**SET EXERCISE**
Present the data once more in exactly its original form.

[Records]
====================

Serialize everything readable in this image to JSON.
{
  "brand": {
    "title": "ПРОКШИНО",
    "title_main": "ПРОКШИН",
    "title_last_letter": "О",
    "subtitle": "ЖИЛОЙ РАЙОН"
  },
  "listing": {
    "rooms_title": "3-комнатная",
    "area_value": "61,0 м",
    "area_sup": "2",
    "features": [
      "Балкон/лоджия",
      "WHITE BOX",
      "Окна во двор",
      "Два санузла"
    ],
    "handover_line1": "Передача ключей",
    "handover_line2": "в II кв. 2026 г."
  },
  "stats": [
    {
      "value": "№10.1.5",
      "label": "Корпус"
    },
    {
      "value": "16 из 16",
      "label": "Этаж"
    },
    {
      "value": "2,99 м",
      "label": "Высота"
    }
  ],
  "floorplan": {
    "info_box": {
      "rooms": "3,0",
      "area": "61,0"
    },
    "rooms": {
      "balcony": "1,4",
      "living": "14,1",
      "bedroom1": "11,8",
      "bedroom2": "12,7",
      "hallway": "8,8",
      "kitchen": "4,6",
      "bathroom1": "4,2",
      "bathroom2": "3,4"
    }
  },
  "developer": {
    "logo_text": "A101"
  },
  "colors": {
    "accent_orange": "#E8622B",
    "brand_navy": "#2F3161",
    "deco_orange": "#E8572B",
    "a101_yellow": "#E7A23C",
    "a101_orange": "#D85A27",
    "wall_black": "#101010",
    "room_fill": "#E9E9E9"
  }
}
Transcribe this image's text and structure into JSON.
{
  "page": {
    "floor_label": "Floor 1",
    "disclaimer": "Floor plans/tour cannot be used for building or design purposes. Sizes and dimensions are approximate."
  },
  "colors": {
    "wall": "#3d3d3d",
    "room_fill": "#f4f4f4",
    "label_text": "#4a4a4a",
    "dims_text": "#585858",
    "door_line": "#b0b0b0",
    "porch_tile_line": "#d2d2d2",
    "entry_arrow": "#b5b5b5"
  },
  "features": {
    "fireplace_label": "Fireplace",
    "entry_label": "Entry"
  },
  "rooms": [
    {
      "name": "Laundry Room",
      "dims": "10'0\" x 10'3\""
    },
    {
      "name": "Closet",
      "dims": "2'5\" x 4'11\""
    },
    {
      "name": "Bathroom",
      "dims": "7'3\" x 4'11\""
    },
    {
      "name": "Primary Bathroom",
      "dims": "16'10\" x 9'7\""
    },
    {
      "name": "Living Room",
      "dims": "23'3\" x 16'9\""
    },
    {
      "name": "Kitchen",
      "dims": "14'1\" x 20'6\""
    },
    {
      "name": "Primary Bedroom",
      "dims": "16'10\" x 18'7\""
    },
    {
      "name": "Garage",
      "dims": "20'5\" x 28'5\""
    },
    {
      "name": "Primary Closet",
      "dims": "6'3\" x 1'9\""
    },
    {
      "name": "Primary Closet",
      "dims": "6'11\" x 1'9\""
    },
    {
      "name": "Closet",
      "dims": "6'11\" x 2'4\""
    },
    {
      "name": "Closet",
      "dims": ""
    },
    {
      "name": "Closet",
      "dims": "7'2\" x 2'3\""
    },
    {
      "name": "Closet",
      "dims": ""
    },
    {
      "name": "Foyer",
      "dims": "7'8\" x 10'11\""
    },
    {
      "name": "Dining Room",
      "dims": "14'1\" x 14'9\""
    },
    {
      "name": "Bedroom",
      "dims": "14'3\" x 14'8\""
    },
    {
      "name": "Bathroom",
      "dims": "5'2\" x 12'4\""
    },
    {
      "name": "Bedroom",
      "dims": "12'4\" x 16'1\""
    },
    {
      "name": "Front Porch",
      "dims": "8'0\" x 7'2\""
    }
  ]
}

====================

**TASK SOLUTION**
Serialize everything readable in this image to JSON.
{
  "brand": {
    "title": "ПРОКШИНО",
    "title_main": "ПРОКШИН",
    "title_last_letter": "О",
    "subtitle": "ЖИЛОЙ РАЙОН"
  },
  "listing": {
    "rooms_title": "3-комнатная",
    "area_value": "61,0 м",
    "area_sup": "2",
    "features": [
      "Балкон/лоджия",
      "WHITE BOX",
      "Окна во двор",
      "Два санузла"
    ],
    "handover_line1": "Передача ключей",
    "handover_line2": "в II кв. 2026 г."
  },
  "stats": [
    {
      "value": "№10.1.5",
      "label": "Корпус"
    },
    {
      "value": "16 из 16",
      "label": "Этаж"
    },
    {
      "value": "2,99 м",
      "label": "Высота"
    }
  ],
  "floorplan": {
    "info_box": {
      "rooms": "3,0",
      "area": "61,0"
    },
    "rooms": {
      "balcony": "1,4",
      "living": "14,1",
      "bedroom1": "11,8",
      "bedroom2": "12,7",
      "hallway": "8,8",
      "kitchen": "4,6",
      "bathroom1": "4,2",
      "bathroom2": "3,4"
    }
  },
  "developer": {
    "logo_text": "A101"
  },
  "colors": {
    "accent_orange": "#E8622B",
    "brand_navy": "#2F3161",
    "deco_orange": "#E8572B",
    "a101_yellow": "#E7A23C",
    "a101_orange": "#D85A27",
    "wall_black": "#101010",
    "room_fill": "#E9E9E9"
  }
}
Transcribe this image's text and structure into JSON.
{
  "page": {
    "floor_label": "Floor 1",
    "disclaimer": "Floor plans/tour cannot be used for building or design purposes. Sizes and dimensions are approximate."
  },
  "colors": {
    "wall": "#3d3d3d",
    "room_fill": "#f4f4f4",
    "label_text": "#4a4a4a",
    "dims_text": "#585858",
    "door_line": "#b0b0b0",
    "porch_tile_line": "#d2d2d2",
    "entry_arrow": "#b5b5b5"
  },
  "features": {
    "fireplace_label": "Fireplace",
    "entry_label": "Entry"
  },
  "rooms": [
    {
      "name": "Laundry Room",
      "dims": "10'0\" x 10'3\""
    },
    {
      "name": "Closet",
      "dims": "2'5\" x 4'11\""
    },
    {
      "name": "Bathroom",
      "dims": "7'3\" x 4'11\""
    },
    {
      "name": "Primary Bathroom",
      "dims": "16'10\" x 9'7\""
    },
    {
      "name": "Living Room",
      "dims": "23'3\" x 16'9\""
    },
    {
      "name": "Kitchen",
      "dims": "14'1\" x 20'6\""
    },
    {
      "name": "Primary Bedroom",
      "dims": "16'10\" x 18'7\""
    },
    {
      "name": "Garage",
      "dims": "20'5\" x 28'5\""
    },
    {
      "name": "Primary Closet",
      "dims": "6'3\" x 1'9\""
    },
    {
      "name": "Primary Closet",
      "dims": "6'11\" x 1'9\""
    },
    {
      "name": "Closet",
      "dims": "6'11\" x 2'4\""
    },
    {
      "name": "Closet",
      "dims": ""
    },
    {
      "name": "Closet",
      "dims": "7'2\" x 2'3\""
    },
    {
      "name": "Closet",
      "dims": ""
    },
    {
      "name": "Foyer",
      "dims": "7'8\" x 10'11\""
    },
    {
      "name": "Dining Room",
      "dims": "14'1\" x 14'9\""
    },
    {
      "name": "Bedroom",
      "dims": "14'3\" x 14'8\""
    },
    {
      "name": "Bathroom",
      "dims": "5'2\" x 12'4\""
    },
    {
      "name": "Bedroom",
      "dims": "12'4\" x 16'1\""
    },
    {
      "name": "Front Porch",
      "dims": "8'0\" x 7'2\""
    }
  ]
}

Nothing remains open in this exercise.